(DETALHES DA TAREFA): Dê prosseguimento ao texto sobre o perfume Chanel nº 5, começando logo após a última frase apresentada.

Reprimi um “claro que não” e disse:
– Bem, cada o povo tem sua própria história de como surgiu na terra. Esta foi a história que nós herdamos.

Ela afastou os olhos da minha mão, pensou um pouco e respondeu uma das conclusões de Nancy Huston em seu livro:
– É… não dá para pensar muito nisso, se não a gente fica louco.
Tá certa a garota. Admitiu a incerteza e admitiu sua necessidade colocar algo em seu lugar para poder conviver com ela. Eu não sou tão corajosa assim, aferro-me as minhas incertezas com devoção religiosa. Cada vez mais. 

Os perfumes têm intimidade

Um segredo também o é quando a gente não entendo o porquê de alguma coisa. Esta é, em parte, a conclusão da historiadora Tilar Mazzeo ao terminar seu livro O Segredo do Chanel nº5: a história íntima do perfume mais famoso do mundo. Depois de 245 páginas tentando decifrar o enigma, Mazzeo capitula. Por que o século XX se deixou capturar por este aroma que deixou rica e famosa sua criadora, mas teve uma existência a parte dela? Como uma fragrância (do cheiro até o rótulo e o frasco) pode se tornar um ícone cultural? Por que até mesmo que não se interessa por perfumes já ouviu alguma vez falar deste?
Quando fiz 15 anos, ganhei um frasco minúsculo de Chanel Nº 5. Avisaram-me que tinha valor de joia, contaram-me sobre Marilyn Monroe, mas, quando cheirei, não gostei. Lembrava talco e eu tenho aversão à talco por ter sido daquelas crianças que, após o banho, desfilava um pescoço branco empoado pela mãe. Hoje, depois de ler o livro de Mazzeo, acho que, como muitas coisas vividas na juventude, talvez, eu não não tenha compreendido o perfume. 
De fato, o livro foi capaz de me abrir um mundo sensorial que eu desconhecia. Mazzeo é hábil em traçar as diversas implicações existentes na criação da fragrância, da infância de Coco Chanel à Russia Imperial. Fala de antecedentes, parentes olfativos, vai até o mais íntimo que consegue imaginar das pessoas envolvidas. Mas o que ela prova é que um perfume – como uma música, um livro, ou um filme – é uma experiência emocional e, claro, pessoal. Então, de novo, cai-se no enigma: como uma única fragrância conseguiu ser este acessório tão íntimo para tantos?

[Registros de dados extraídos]

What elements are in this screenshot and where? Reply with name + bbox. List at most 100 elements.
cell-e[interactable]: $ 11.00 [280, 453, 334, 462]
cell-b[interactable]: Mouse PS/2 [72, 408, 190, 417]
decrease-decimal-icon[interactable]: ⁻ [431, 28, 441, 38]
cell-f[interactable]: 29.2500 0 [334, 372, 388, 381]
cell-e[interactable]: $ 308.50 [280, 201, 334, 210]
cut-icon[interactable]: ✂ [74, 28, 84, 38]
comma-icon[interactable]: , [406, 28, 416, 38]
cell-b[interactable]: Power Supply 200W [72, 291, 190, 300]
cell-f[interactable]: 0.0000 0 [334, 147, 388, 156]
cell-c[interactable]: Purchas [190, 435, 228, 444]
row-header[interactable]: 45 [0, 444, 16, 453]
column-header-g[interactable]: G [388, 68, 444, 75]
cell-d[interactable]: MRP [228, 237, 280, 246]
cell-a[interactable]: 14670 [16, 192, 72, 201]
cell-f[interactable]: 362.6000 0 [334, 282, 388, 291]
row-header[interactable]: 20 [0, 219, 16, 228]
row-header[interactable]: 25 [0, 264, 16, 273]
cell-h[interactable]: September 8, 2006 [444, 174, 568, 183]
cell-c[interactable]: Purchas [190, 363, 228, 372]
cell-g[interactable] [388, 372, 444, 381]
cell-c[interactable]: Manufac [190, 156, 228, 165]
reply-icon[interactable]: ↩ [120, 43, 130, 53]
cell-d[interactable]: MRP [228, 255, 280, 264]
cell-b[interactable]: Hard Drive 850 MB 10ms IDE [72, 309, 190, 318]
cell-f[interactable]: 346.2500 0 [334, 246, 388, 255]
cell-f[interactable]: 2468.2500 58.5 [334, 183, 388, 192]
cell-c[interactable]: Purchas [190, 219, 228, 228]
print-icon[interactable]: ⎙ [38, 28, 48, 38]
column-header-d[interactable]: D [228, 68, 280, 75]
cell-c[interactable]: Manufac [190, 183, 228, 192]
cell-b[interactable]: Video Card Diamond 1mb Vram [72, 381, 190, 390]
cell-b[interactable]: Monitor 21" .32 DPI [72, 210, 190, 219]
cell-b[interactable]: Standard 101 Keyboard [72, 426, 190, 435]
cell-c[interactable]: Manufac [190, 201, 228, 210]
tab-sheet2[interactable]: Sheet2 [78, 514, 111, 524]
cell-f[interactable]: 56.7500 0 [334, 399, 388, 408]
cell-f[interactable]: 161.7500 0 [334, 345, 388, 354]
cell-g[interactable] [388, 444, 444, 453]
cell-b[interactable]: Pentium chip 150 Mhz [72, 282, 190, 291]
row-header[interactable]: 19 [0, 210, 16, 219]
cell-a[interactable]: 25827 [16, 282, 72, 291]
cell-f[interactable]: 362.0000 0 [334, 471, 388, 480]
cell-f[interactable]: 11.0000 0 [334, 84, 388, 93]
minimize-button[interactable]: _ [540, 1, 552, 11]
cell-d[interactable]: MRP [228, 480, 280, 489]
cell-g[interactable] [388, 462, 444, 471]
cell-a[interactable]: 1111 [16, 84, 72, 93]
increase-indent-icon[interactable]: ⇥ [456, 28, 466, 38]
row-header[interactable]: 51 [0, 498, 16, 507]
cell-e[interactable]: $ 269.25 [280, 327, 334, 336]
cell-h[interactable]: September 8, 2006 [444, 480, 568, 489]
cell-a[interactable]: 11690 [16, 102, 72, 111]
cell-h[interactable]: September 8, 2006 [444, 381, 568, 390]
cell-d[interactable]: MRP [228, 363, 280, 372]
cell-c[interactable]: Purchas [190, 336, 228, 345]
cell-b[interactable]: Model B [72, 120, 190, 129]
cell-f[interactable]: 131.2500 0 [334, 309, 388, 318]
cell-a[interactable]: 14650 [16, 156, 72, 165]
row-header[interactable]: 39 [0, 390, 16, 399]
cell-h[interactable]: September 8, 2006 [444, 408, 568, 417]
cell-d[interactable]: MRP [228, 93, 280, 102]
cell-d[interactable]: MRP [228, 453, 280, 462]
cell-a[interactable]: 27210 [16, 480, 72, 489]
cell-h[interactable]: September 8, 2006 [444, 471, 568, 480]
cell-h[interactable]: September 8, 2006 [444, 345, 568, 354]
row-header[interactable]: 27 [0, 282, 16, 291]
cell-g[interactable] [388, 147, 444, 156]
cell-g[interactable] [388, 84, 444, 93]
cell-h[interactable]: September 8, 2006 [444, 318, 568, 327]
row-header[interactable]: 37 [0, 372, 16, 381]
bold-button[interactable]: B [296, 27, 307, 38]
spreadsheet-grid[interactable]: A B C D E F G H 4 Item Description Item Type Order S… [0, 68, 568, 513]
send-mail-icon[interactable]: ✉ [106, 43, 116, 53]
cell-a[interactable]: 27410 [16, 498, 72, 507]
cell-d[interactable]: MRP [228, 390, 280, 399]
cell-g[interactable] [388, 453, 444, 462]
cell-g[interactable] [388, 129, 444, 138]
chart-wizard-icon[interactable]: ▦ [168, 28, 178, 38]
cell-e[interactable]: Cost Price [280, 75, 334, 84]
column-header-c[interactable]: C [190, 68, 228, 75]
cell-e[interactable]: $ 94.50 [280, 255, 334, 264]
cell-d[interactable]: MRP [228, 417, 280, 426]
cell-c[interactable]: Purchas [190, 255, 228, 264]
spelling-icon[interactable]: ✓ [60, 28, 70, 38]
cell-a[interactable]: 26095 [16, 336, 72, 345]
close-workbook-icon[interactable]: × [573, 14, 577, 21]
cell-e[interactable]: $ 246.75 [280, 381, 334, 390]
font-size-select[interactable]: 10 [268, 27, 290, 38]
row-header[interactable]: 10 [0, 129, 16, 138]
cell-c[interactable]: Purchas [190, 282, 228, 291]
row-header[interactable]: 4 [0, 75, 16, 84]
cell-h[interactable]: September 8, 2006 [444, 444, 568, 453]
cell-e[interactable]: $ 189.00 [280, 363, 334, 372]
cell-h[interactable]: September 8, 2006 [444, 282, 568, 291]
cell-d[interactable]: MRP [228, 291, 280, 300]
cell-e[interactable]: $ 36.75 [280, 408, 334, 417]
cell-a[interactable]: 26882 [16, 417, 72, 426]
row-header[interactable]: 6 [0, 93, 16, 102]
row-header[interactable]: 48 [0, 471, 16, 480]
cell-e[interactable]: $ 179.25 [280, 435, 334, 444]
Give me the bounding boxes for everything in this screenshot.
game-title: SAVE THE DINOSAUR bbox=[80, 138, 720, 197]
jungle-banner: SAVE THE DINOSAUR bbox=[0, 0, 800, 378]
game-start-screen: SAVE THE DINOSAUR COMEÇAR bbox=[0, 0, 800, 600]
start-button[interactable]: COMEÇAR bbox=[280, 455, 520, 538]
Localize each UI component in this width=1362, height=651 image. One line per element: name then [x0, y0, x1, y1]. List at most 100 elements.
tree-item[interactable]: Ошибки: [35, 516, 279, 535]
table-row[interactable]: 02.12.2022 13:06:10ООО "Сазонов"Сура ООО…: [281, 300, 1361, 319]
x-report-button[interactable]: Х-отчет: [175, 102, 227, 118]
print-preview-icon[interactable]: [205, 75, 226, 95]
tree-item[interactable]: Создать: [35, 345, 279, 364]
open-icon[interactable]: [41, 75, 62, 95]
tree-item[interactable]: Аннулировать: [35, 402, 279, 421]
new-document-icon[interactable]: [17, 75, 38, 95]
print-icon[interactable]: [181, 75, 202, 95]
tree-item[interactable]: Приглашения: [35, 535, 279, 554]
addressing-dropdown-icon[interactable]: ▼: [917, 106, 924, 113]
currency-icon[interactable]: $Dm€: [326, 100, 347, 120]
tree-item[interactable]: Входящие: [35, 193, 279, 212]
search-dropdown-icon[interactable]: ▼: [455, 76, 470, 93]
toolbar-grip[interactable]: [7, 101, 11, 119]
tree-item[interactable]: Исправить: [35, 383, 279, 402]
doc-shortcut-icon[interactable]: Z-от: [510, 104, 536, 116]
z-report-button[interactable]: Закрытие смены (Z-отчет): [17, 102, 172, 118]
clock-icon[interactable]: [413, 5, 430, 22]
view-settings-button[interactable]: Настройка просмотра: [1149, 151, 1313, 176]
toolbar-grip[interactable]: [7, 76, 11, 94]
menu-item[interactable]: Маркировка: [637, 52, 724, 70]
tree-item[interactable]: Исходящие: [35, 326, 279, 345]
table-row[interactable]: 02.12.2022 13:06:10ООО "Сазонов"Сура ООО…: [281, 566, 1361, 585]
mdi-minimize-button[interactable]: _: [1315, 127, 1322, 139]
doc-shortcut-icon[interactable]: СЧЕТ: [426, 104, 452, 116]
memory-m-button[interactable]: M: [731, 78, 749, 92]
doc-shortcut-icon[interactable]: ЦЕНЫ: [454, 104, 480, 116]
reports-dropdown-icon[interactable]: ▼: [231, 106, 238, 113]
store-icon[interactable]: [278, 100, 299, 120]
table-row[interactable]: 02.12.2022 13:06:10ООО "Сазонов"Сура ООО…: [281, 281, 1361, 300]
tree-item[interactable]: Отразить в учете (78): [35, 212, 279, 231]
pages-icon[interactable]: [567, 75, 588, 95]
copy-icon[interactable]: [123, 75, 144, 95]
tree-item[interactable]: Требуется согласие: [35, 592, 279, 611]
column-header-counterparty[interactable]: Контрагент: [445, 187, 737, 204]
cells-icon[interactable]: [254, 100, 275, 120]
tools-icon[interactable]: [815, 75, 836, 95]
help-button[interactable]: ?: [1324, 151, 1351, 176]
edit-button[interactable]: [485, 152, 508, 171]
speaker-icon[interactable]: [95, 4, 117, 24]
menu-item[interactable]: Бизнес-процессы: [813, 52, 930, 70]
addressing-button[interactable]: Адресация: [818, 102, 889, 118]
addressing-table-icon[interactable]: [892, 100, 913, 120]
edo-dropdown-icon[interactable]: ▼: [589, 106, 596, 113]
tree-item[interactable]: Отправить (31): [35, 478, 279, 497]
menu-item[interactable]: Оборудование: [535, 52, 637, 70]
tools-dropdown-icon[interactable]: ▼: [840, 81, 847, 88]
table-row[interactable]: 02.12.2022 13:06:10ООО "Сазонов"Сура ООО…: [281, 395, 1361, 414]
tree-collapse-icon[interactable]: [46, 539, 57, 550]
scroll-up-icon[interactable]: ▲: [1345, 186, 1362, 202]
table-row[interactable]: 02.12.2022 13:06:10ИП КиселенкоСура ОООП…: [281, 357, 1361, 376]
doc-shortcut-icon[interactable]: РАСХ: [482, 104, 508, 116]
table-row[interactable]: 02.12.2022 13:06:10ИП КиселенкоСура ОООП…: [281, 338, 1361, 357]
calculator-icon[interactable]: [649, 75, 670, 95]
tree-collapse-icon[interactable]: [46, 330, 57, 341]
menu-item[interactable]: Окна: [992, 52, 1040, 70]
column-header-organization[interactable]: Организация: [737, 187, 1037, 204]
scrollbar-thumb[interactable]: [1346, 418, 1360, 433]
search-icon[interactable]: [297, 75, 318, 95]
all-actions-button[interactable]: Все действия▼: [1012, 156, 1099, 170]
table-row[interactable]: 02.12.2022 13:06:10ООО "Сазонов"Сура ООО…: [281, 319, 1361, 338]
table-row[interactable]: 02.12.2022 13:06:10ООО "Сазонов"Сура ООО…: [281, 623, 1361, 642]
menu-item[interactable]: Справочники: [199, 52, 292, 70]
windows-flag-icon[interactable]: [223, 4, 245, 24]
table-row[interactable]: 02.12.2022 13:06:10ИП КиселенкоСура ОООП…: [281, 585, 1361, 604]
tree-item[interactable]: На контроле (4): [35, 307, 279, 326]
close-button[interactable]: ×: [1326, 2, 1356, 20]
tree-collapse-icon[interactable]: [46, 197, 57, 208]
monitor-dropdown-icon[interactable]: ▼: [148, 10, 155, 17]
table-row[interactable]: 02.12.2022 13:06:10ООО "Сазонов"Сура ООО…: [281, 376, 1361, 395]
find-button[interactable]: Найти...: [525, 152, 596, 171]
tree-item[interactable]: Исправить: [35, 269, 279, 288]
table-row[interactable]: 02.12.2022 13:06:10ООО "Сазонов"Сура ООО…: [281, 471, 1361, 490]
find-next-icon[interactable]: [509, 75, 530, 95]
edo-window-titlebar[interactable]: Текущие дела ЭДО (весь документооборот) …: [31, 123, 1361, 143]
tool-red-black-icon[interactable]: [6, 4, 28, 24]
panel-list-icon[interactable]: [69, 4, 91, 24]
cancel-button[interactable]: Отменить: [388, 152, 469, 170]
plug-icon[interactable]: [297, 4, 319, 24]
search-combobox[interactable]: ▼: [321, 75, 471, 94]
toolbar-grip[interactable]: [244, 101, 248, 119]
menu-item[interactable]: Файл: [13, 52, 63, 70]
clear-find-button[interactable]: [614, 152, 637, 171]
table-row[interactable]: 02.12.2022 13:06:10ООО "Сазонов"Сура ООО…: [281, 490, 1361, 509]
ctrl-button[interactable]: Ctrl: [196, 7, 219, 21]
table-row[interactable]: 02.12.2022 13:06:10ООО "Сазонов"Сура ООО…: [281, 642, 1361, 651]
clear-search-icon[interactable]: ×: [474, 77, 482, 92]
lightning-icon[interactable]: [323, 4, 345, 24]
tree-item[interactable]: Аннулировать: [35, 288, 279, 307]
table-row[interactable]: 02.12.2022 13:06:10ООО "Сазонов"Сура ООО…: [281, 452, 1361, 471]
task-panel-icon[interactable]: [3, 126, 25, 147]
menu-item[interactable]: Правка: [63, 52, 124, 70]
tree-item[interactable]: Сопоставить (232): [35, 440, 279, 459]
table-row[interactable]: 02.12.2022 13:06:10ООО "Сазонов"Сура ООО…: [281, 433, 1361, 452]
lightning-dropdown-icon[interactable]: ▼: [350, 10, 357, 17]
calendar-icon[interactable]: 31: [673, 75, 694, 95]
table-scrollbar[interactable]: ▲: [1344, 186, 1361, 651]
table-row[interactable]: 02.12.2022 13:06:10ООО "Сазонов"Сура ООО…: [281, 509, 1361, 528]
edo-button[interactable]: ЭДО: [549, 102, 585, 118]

(RESPOSTA DO EXERCÍCIO):
A julgar pela primeira parte do livro, se pensa na conexão do perfume e da criadora. Pode-se (quase) achar que se trata de uma biografia da estilista, mas não é. A biografia é do perfume. E logo na segunda parte a autora nos apresenta ao universo que existe em cada um destes vidrinhos. Como desconhecedora total, saí do livro mais inteligente ao saber de notas e ingredientes e das três nuanças em cada fragrância. Depois, ela mergulha na estrutura do mercado dos artigos de luxo de princípios do século XX, nas duas grandes guerras, nas batalhas empresariais entre Coco Chanel e a Bourjois, a fabricante do Chanel Nº 5. Por fim, depois de desfazer-se dos mitos em torno do perfume e de mostrar sua complexidade histórica, Mazzeo tenta reconstruir sua trajetória na cultura do pós-guerra.
Sem conseguir largar o livro do princípio ao fim, só posso indicá-lo. Afinal, eu nem gosto tanto de perfumes, tampouco me interesso apaixonadamente por biografias e, ainda assim, só consigo pensar no meu minúsculo e perdido frasquinho de Chanel Nº 5. Preciso cheirá-lo novamente.